(Rows from a figure dataset)
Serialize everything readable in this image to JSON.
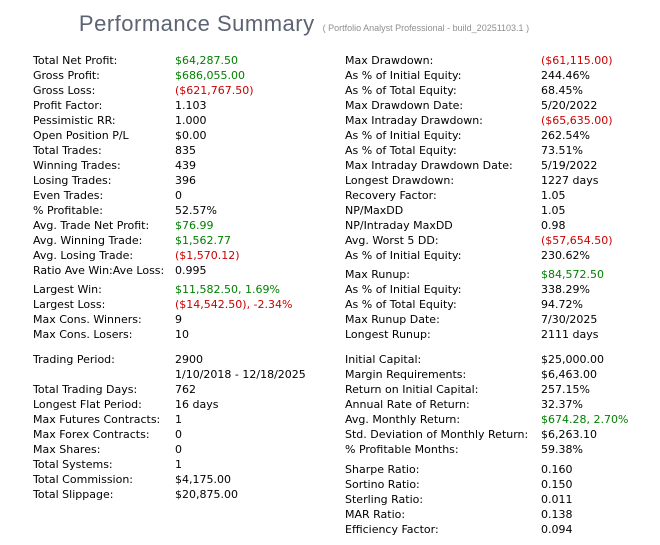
{
  "header": {
    "title": "Performance Summary",
    "subtitle": "( Portfolio Analyst Professional - build_20251103.1 )"
  },
  "colors": {
    "green": "#008000",
    "red": "#cc0000",
    "default": "#000000",
    "title": "#5c6372",
    "subtitle": "#8f8f8f",
    "background": "#ffffff"
  },
  "left_column": [
    {
      "label": "Total Net Profit:",
      "value": "$64,287.50",
      "color": "green"
    },
    {
      "label": "Gross Profit:",
      "value": "$686,055.00",
      "color": "green"
    },
    {
      "label": "Gross Loss:",
      "value": "($621,767.50)",
      "color": "red"
    },
    {
      "label": "Profit Factor:",
      "value": "1.103"
    },
    {
      "label": "Pessimistic RR:",
      "value": "1.000"
    },
    {
      "label": "Open Position P/L",
      "value": "$0.00"
    },
    {
      "label": "Total Trades:",
      "value": "835"
    },
    {
      "label": "Winning Trades:",
      "value": "439"
    },
    {
      "label": "Losing Trades:",
      "value": "396"
    },
    {
      "label": "Even Trades:",
      "value": "0"
    },
    {
      "label": "% Profitable:",
      "value": "52.57%"
    },
    {
      "label": "Avg. Trade Net Profit:",
      "value": "$76.99",
      "color": "green"
    },
    {
      "label": "Avg. Winning Trade:",
      "value": "$1,562.77",
      "color": "green"
    },
    {
      "label": "Avg. Losing Trade:",
      "value": "($1,570.12)",
      "color": "red"
    },
    {
      "label": "Ratio Ave Win:Ave Loss:",
      "value": "0.995"
    },
    {
      "spacer": 4
    },
    {
      "label": "Largest Win:",
      "value": "$11,582.50, 1.69%",
      "color": "green"
    },
    {
      "label": "Largest Loss:",
      "value": "($14,542.50), -2.34%",
      "color": "red"
    },
    {
      "label": "Max Cons. Winners:",
      "value": "9"
    },
    {
      "label": "Max Cons. Losers:",
      "value": "10"
    },
    {
      "spacer": 10
    },
    {
      "label": "Trading Period:",
      "value": "2900"
    },
    {
      "label": "",
      "value": "1/10/2018 - 12/18/2025"
    },
    {
      "label": "Total Trading Days:",
      "value": "762"
    },
    {
      "label": "Longest Flat Period:",
      "value": "16 days"
    },
    {
      "label": "Max Futures Contracts:",
      "value": "1"
    },
    {
      "label": "Max Forex Contracts:",
      "value": "0"
    },
    {
      "label": "Max Shares:",
      "value": "0"
    },
    {
      "label": "Total Systems:",
      "value": "1"
    },
    {
      "label": "Total Commission:",
      "value": "$4,175.00"
    },
    {
      "label": "Total Slippage:",
      "value": "$20,875.00"
    }
  ],
  "right_column": [
    {
      "label": "Max Drawdown:",
      "value": "($61,115.00)",
      "color": "red"
    },
    {
      "label": "As % of Initial Equity:",
      "value": "244.46%"
    },
    {
      "label": "As % of Total Equity:",
      "value": "68.45%"
    },
    {
      "label": "Max Drawdown Date:",
      "value": "5/20/2022"
    },
    {
      "label": "Max Intraday Drawdown:",
      "value": "($65,635.00)",
      "color": "red"
    },
    {
      "label": "As % of Initial Equity:",
      "value": "262.54%"
    },
    {
      "label": "As % of Total Equity:",
      "value": "73.51%"
    },
    {
      "label": "Max Intraday Drawdown Date:",
      "value": "5/19/2022"
    },
    {
      "label": "Longest Drawdown:",
      "value": "1227 days"
    },
    {
      "label": "Recovery Factor:",
      "value": "1.05"
    },
    {
      "label": "NP/MaxDD",
      "value": "1.05"
    },
    {
      "label": "NP/Intraday MaxDD",
      "value": "0.98"
    },
    {
      "label": "Avg. Worst 5 DD:",
      "value": "($57,654.50)",
      "color": "red"
    },
    {
      "label": "As % of Initial Equity:",
      "value": "230.62%"
    },
    {
      "spacer": 4
    },
    {
      "label": "Max Runup:",
      "value": "$84,572.50",
      "color": "green"
    },
    {
      "label": "As % of Initial Equity:",
      "value": "338.29%"
    },
    {
      "label": "As % of Total Equity:",
      "value": "94.72%"
    },
    {
      "label": "Max Runup Date:",
      "value": "7/30/2025"
    },
    {
      "label": "Longest Runup:",
      "value": "2111 days"
    },
    {
      "spacer": 10
    },
    {
      "label": "Initial Capital:",
      "value": "$25,000.00"
    },
    {
      "label": "Margin Requirements:",
      "value": "$6,463.00"
    },
    {
      "label": "Return on Initial Capital:",
      "value": "257.15%"
    },
    {
      "label": "Annual Rate of Return:",
      "value": "32.37%"
    },
    {
      "label": "Avg. Monthly Return:",
      "value": "$674.28, 2.70%",
      "color": "green"
    },
    {
      "label": "Std. Deviation of Monthly Return:",
      "value": "$6,263.10"
    },
    {
      "label": "% Profitable Months:",
      "value": "59.38%"
    },
    {
      "spacer": 5
    },
    {
      "label": "Sharpe Ratio:",
      "value": "0.160"
    },
    {
      "label": "Sortino Ratio:",
      "value": "0.150"
    },
    {
      "label": "Sterling Ratio:",
      "value": "0.011"
    },
    {
      "label": "MAR Ratio:",
      "value": "0.138"
    },
    {
      "label": "Efficiency Factor:",
      "value": "0.094"
    }
  ]
}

What you need to do: Repeat the preceding records precisely, and leave every picture out of the copy.

Written solution:
Serialize everything readable in this image to JSON.
{
  "header": {
    "title": "Performance Summary",
    "subtitle": "( Portfolio Analyst Professional - build_20251103.1 )"
  },
  "colors": {
    "green": "#008000",
    "red": "#cc0000",
    "default": "#000000",
    "title": "#5c6372",
    "subtitle": "#8f8f8f",
    "background": "#ffffff"
  },
  "left_column": [
    {
      "label": "Total Net Profit:",
      "value": "$64,287.50",
      "color": "green"
    },
    {
      "label": "Gross Profit:",
      "value": "$686,055.00",
      "color": "green"
    },
    {
      "label": "Gross Loss:",
      "value": "($621,767.50)",
      "color": "red"
    },
    {
      "label": "Profit Factor:",
      "value": "1.103"
    },
    {
      "label": "Pessimistic RR:",
      "value": "1.000"
    },
    {
      "label": "Open Position P/L",
      "value": "$0.00"
    },
    {
      "label": "Total Trades:",
      "value": "835"
    },
    {
      "label": "Winning Trades:",
      "value": "439"
    },
    {
      "label": "Losing Trades:",
      "value": "396"
    },
    {
      "label": "Even Trades:",
      "value": "0"
    },
    {
      "label": "% Profitable:",
      "value": "52.57%"
    },
    {
      "label": "Avg. Trade Net Profit:",
      "value": "$76.99",
      "color": "green"
    },
    {
      "label": "Avg. Winning Trade:",
      "value": "$1,562.77",
      "color": "green"
    },
    {
      "label": "Avg. Losing Trade:",
      "value": "($1,570.12)",
      "color": "red"
    },
    {
      "label": "Ratio Ave Win:Ave Loss:",
      "value": "0.995"
    },
    {
      "spacer": 4
    },
    {
      "label": "Largest Win:",
      "value": "$11,582.50, 1.69%",
      "color": "green"
    },
    {
      "label": "Largest Loss:",
      "value": "($14,542.50), -2.34%",
      "color": "red"
    },
    {
      "label": "Max Cons. Winners:",
      "value": "9"
    },
    {
      "label": "Max Cons. Losers:",
      "value": "10"
    },
    {
      "spacer": 10
    },
    {
      "label": "Trading Period:",
      "value": "2900"
    },
    {
      "label": "",
      "value": "1/10/2018 - 12/18/2025"
    },
    {
      "label": "Total Trading Days:",
      "value": "762"
    },
    {
      "label": "Longest Flat Period:",
      "value": "16 days"
    },
    {
      "label": "Max Futures Contracts:",
      "value": "1"
    },
    {
      "label": "Max Forex Contracts:",
      "value": "0"
    },
    {
      "label": "Max Shares:",
      "value": "0"
    },
    {
      "label": "Total Systems:",
      "value": "1"
    },
    {
      "label": "Total Commission:",
      "value": "$4,175.00"
    },
    {
      "label": "Total Slippage:",
      "value": "$20,875.00"
    }
  ],
  "right_column": [
    {
      "label": "Max Drawdown:",
      "value": "($61,115.00)",
      "color": "red"
    },
    {
      "label": "As % of Initial Equity:",
      "value": "244.46%"
    },
    {
      "label": "As % of Total Equity:",
      "value": "68.45%"
    },
    {
      "label": "Max Drawdown Date:",
      "value": "5/20/2022"
    },
    {
      "label": "Max Intraday Drawdown:",
      "value": "($65,635.00)",
      "color": "red"
    },
    {
      "label": "As % of Initial Equity:",
      "value": "262.54%"
    },
    {
      "label": "As % of Total Equity:",
      "value": "73.51%"
    },
    {
      "label": "Max Intraday Drawdown Date:",
      "value": "5/19/2022"
    },
    {
      "label": "Longest Drawdown:",
      "value": "1227 days"
    },
    {
      "label": "Recovery Factor:",
      "value": "1.05"
    },
    {
      "label": "NP/MaxDD",
      "value": "1.05"
    },
    {
      "label": "NP/Intraday MaxDD",
      "value": "0.98"
    },
    {
      "label": "Avg. Worst 5 DD:",
      "value": "($57,654.50)",
      "color": "red"
    },
    {
      "label": "As % of Initial Equity:",
      "value": "230.62%"
    },
    {
      "spacer": 4
    },
    {
      "label": "Max Runup:",
      "value": "$84,572.50",
      "color": "green"
    },
    {
      "label": "As % of Initial Equity:",
      "value": "338.29%"
    },
    {
      "label": "As % of Total Equity:",
      "value": "94.72%"
    },
    {
      "label": "Max Runup Date:",
      "value": "7/30/2025"
    },
    {
      "label": "Longest Runup:",
      "value": "2111 days"
    },
    {
      "spacer": 10
    },
    {
      "label": "Initial Capital:",
      "value": "$25,000.00"
    },
    {
      "label": "Margin Requirements:",
      "value": "$6,463.00"
    },
    {
      "label": "Return on Initial Capital:",
      "value": "257.15%"
    },
    {
      "label": "Annual Rate of Return:",
      "value": "32.37%"
    },
    {
      "label": "Avg. Monthly Return:",
      "value": "$674.28, 2.70%",
      "color": "green"
    },
    {
      "label": "Std. Deviation of Monthly Return:",
      "value": "$6,263.10"
    },
    {
      "label": "% Profitable Months:",
      "value": "59.38%"
    },
    {
      "spacer": 5
    },
    {
      "label": "Sharpe Ratio:",
      "value": "0.160"
    },
    {
      "label": "Sortino Ratio:",
      "value": "0.150"
    },
    {
      "label": "Sterling Ratio:",
      "value": "0.011"
    },
    {
      "label": "MAR Ratio:",
      "value": "0.138"
    },
    {
      "label": "Efficiency Factor:",
      "value": "0.094"
    }
  ]
}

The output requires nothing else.